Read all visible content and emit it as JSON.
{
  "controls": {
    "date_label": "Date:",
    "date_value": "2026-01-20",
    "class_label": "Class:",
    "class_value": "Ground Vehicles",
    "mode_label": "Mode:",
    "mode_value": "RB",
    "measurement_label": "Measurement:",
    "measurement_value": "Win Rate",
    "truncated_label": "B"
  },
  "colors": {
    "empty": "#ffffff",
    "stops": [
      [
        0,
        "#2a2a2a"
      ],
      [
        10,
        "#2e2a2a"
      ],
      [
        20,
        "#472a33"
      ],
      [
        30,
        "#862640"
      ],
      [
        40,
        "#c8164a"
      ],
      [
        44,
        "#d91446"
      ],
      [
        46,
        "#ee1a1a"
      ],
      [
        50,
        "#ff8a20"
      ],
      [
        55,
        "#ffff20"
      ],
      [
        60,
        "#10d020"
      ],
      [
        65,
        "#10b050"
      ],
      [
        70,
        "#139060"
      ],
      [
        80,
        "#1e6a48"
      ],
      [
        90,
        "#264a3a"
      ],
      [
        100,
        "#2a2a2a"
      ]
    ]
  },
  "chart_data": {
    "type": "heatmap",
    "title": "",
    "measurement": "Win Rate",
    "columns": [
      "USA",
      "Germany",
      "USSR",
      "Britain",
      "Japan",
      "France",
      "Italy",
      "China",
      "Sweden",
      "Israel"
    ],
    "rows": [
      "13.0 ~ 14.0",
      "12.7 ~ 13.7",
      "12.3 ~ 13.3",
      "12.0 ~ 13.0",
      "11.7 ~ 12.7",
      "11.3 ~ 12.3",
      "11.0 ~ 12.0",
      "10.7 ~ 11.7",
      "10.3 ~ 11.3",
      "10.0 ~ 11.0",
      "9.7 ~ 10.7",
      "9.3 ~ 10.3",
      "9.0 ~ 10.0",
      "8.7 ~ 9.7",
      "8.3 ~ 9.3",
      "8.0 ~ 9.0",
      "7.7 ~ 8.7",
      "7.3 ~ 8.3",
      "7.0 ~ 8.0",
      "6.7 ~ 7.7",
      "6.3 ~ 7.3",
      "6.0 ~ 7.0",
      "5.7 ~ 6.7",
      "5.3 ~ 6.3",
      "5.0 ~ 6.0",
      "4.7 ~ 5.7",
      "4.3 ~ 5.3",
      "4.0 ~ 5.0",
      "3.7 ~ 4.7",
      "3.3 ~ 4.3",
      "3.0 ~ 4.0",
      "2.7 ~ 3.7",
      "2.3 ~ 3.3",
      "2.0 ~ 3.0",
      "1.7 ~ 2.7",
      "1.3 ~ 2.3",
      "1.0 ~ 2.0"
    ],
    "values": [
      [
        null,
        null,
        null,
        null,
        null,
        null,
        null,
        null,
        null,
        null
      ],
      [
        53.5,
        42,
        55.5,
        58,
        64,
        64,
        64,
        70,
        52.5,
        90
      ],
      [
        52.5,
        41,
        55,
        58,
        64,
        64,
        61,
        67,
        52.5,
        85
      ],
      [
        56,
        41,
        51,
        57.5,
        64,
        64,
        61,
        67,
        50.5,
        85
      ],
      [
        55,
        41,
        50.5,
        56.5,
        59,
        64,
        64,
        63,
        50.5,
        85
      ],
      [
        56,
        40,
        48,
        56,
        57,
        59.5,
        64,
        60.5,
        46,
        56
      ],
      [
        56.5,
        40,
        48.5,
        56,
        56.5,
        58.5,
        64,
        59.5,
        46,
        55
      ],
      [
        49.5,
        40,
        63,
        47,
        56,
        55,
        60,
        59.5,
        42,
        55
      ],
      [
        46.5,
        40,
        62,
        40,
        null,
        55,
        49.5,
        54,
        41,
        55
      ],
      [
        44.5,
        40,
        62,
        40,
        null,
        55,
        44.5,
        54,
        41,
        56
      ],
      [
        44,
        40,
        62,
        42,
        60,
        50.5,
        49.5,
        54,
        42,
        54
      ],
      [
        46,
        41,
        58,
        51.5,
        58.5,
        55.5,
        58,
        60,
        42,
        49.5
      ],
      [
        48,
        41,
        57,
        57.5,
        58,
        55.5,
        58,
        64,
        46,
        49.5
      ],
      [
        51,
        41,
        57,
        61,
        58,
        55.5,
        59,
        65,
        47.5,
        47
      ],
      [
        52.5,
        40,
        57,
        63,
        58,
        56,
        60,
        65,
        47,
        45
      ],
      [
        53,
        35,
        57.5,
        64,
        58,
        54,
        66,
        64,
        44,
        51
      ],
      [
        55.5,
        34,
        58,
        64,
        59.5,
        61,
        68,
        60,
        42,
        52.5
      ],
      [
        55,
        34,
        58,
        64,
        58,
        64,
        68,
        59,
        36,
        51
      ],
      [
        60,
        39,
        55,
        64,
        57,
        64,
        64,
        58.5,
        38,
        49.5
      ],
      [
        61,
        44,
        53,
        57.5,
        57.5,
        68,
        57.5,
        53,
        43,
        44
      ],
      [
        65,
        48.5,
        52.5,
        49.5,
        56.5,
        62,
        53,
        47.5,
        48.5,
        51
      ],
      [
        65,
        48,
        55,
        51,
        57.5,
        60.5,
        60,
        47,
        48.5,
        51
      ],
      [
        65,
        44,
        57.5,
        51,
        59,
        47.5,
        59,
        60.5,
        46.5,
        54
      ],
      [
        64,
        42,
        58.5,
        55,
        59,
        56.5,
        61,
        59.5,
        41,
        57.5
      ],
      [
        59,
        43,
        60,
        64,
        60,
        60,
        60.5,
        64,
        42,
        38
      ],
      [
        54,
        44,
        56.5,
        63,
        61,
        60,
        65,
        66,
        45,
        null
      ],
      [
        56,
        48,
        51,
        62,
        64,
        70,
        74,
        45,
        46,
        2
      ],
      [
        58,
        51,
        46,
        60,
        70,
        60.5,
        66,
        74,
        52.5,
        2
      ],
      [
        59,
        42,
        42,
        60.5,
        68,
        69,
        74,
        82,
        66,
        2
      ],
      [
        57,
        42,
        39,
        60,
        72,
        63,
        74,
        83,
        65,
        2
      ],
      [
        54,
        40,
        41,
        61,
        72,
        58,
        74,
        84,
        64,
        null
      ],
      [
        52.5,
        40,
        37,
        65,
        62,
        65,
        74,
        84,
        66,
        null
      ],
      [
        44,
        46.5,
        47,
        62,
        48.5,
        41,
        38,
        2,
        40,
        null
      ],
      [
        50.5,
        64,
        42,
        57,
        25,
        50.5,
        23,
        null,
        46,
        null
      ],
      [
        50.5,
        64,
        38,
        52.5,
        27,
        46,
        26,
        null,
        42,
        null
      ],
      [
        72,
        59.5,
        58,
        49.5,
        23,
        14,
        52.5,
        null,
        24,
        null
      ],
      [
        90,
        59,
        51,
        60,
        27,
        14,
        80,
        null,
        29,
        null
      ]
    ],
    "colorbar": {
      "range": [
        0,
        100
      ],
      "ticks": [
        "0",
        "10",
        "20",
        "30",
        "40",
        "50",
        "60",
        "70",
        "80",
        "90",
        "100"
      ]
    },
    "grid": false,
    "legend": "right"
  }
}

───

- _Task_: Pick out every line above that holds the word "Rate" and copy it.

- _Response for this exercise_:
    "measurement_value": "Win Rate",
    "measurement": "Win Rate",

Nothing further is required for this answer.